* BEGIN SUPPLIED DATA *

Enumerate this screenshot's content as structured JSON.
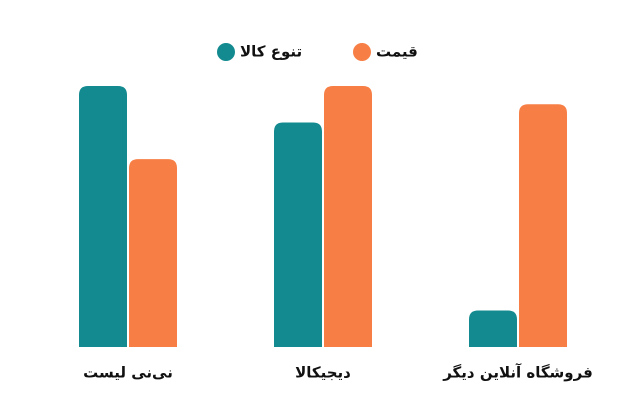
{
  "chart_data": {
    "type": "bar",
    "categories": [
      "نی‌نی لیست",
      "دیجیکالا",
      "فروشگاه آنلاین دیگر"
    ],
    "series": [
      {
        "name": "تنوع کالا",
        "color": "#138a8f",
        "values": [
          100,
          86,
          14
        ]
      },
      {
        "name": "قیمت",
        "color": "#f77f45",
        "values": [
          72,
          100,
          93
        ]
      }
    ],
    "ylim": [
      0,
      100
    ]
  }
}
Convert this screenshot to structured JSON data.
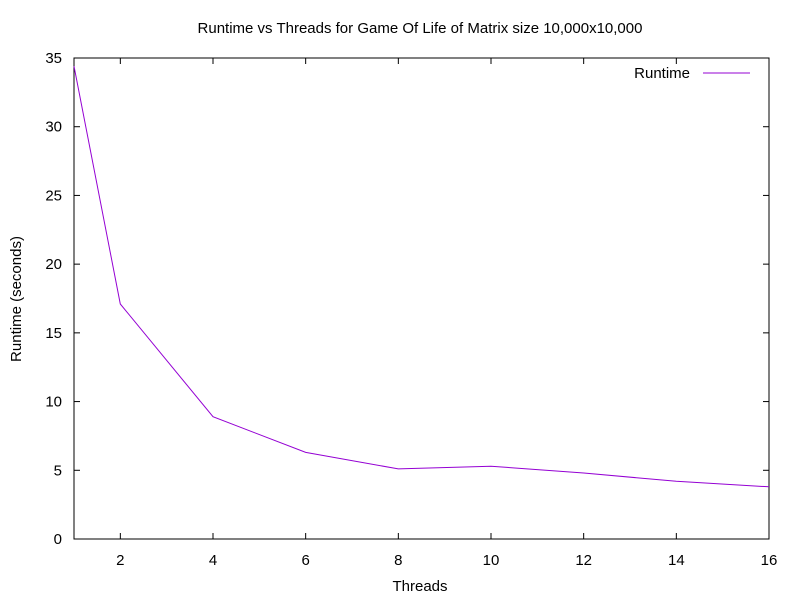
{
  "chart_data": {
    "type": "line",
    "title": "Runtime vs Threads for Game Of Life of Matrix size 10,000x10,000",
    "xlabel": "Threads",
    "ylabel": "Runtime (seconds)",
    "xlim": [
      1,
      16
    ],
    "ylim": [
      0,
      35
    ],
    "xticks": [
      2,
      4,
      6,
      8,
      10,
      12,
      14,
      16
    ],
    "yticks": [
      0,
      5,
      10,
      15,
      20,
      25,
      30,
      35
    ],
    "grid": false,
    "legend_position": "top-right",
    "series": [
      {
        "name": "Runtime",
        "color": "#9400d3",
        "x": [
          1,
          2,
          4,
          6,
          8,
          10,
          12,
          14,
          16
        ],
        "y": [
          34.4,
          17.1,
          8.9,
          6.3,
          5.1,
          5.3,
          4.8,
          4.2,
          3.8
        ]
      }
    ]
  }
}
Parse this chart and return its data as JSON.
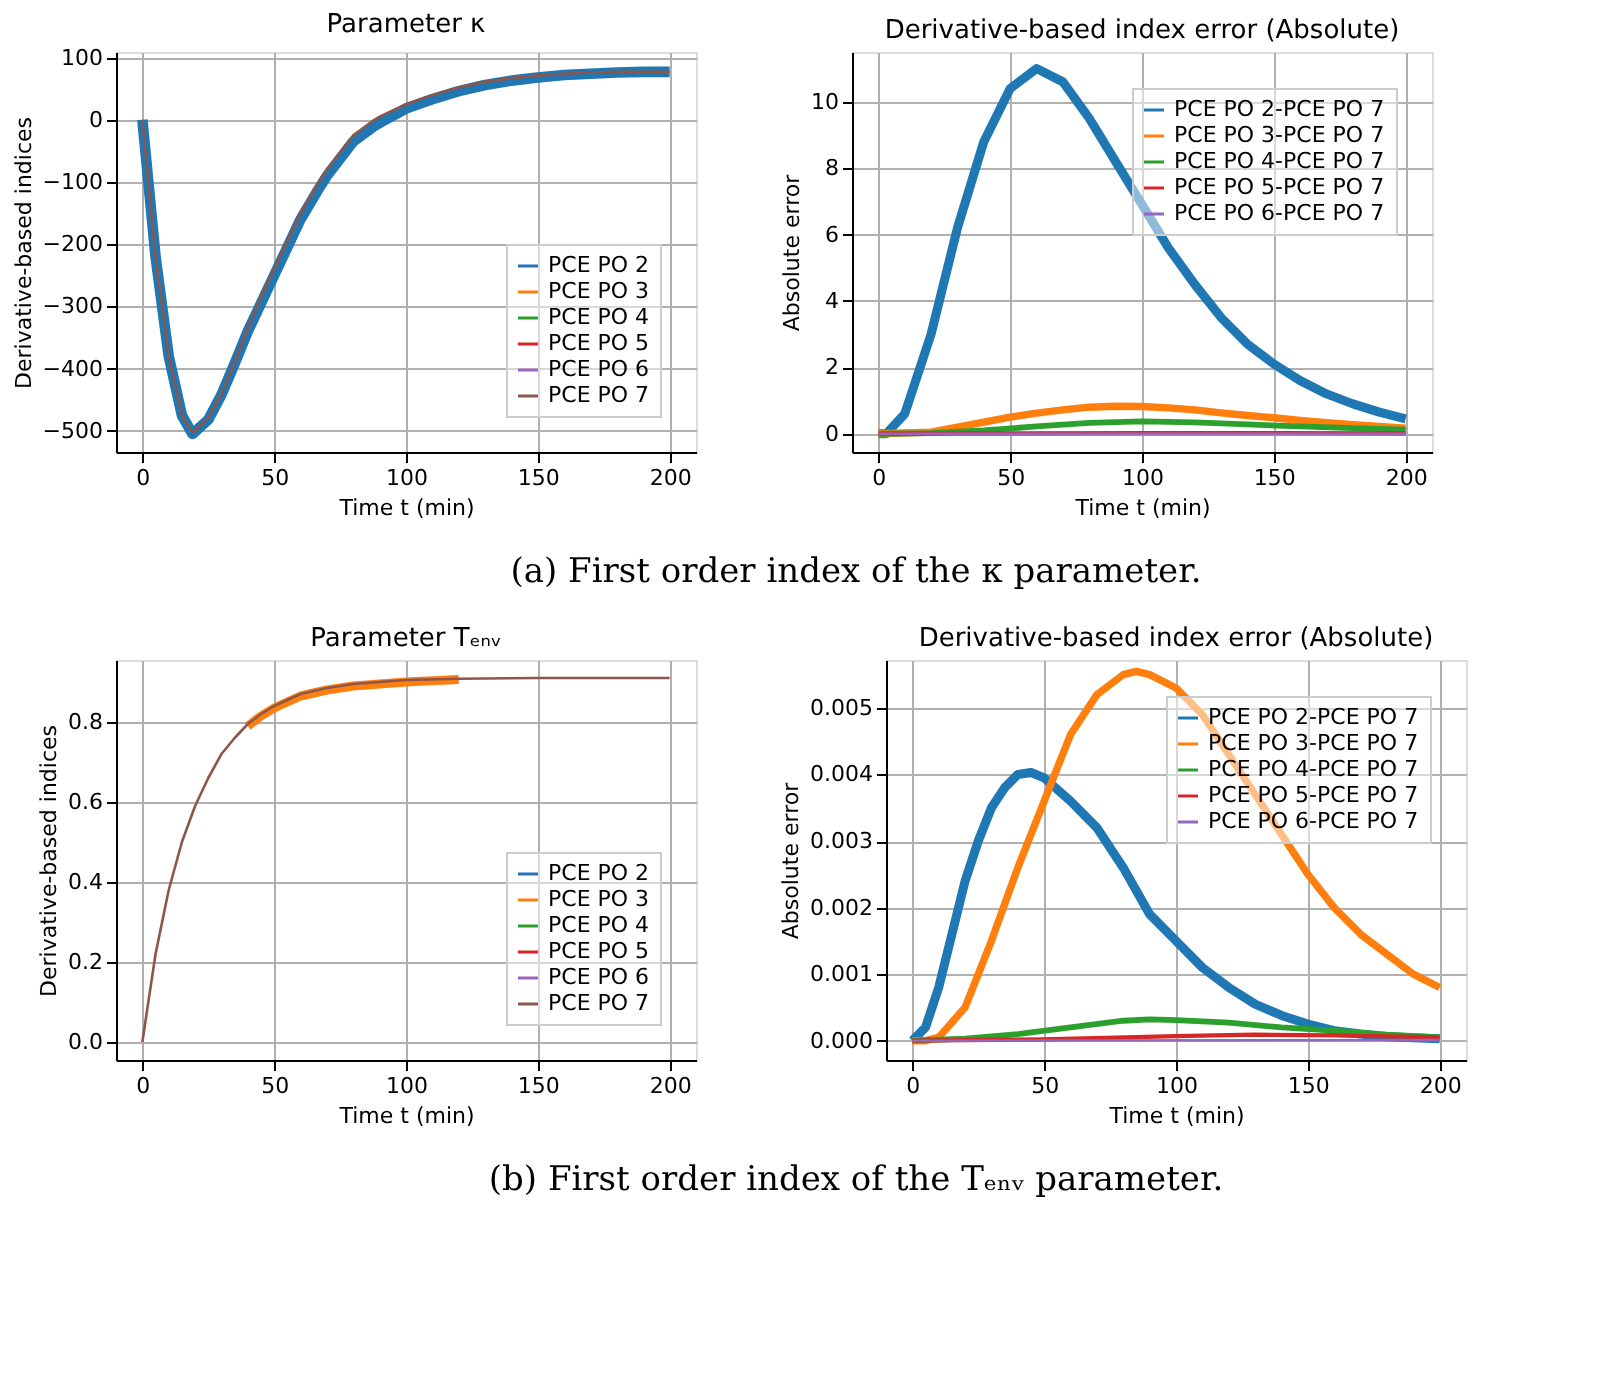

* END SUPPLIED DATA *

→ TASK REQUIREMENTS
Exactly reproduce the lines beginning at the one that contains "Convert this screenshot" and ending at the final line of the material, with the pictures left out.

→ RESULT OF THE EXERCISE
Convert this screenshot to structured JSON data.
{
  "chart_data": {
    "type": "line",
    "title": "Runtime vs Threads for Game Of Life of Matrix size 10,000x10,000",
    "xlabel": "Threads",
    "ylabel": "Runtime (seconds)",
    "xlim": [
      1,
      16
    ],
    "ylim": [
      0,
      35
    ],
    "xticks": [
      2,
      4,
      6,
      8,
      10,
      12,
      14,
      16
    ],
    "yticks": [
      0,
      5,
      10,
      15,
      20,
      25,
      30,
      35
    ],
    "grid": false,
    "legend_position": "top-right",
    "series": [
      {
        "name": "Runtime",
        "color": "#9400d3",
        "x": [
          1,
          2,
          4,
          6,
          8,
          10,
          12,
          14,
          16
        ],
        "y": [
          34.4,
          17.1,
          8.9,
          6.3,
          5.1,
          5.3,
          4.8,
          4.2,
          3.8
        ]
      }
    ]
  }
}
Parse this chart and return its data as JSON.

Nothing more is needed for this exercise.